Start of Stored data
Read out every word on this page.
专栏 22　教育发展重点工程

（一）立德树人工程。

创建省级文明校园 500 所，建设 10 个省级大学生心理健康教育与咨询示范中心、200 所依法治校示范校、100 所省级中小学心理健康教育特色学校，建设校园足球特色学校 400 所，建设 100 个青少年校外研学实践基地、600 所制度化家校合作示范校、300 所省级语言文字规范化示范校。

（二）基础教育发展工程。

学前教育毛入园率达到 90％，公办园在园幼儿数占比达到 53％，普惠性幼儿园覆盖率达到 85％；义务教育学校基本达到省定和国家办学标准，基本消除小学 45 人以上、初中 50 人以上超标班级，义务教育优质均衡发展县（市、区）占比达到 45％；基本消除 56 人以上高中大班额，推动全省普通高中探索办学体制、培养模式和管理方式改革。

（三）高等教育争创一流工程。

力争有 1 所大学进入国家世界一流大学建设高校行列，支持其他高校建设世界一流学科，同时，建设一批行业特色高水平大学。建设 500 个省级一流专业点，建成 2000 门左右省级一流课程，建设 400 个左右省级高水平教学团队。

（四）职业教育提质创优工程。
End of Stored data
Repeat the entries above exactly, leaving nothing out.

Exercise result:
Read out every word on this page.
专栏 22　教育发展重点工程

（一）立德树人工程。

创建省级文明校园 500 所，建设 10 个省级大学生心理健康教育与咨询示范中心、200 所依法治校示范校、100 所省级中小学心理健康教育特色学校，建设校园足球特色学校 400 所，建设 100 个青少年校外研学实践基地、600 所制度化家校合作示范校、300 所省级语言文字规范化示范校。

（二）基础教育发展工程。

学前教育毛入园率达到 90％，公办园在园幼儿数占比达到 53％，普惠性幼儿园覆盖率达到 85％；义务教育学校基本达到省定和国家办学标准，基本消除小学 45 人以上、初中 50 人以上超标班级，义务教育优质均衡发展县（市、区）占比达到 45％；基本消除 56 人以上高中大班额，推动全省普通高中探索办学体制、培养模式和管理方式改革。

（三）高等教育争创一流工程。

力争有 1 所大学进入国家世界一流大学建设高校行列，支持其他高校建设世界一流学科，同时，建设一批行业特色高水平大学。建设 500 个省级一流专业点，建成 2000 门左右省级一流课程，建设 400 个左右省级高水平教学团队。

（四）职业教育提质创优工程。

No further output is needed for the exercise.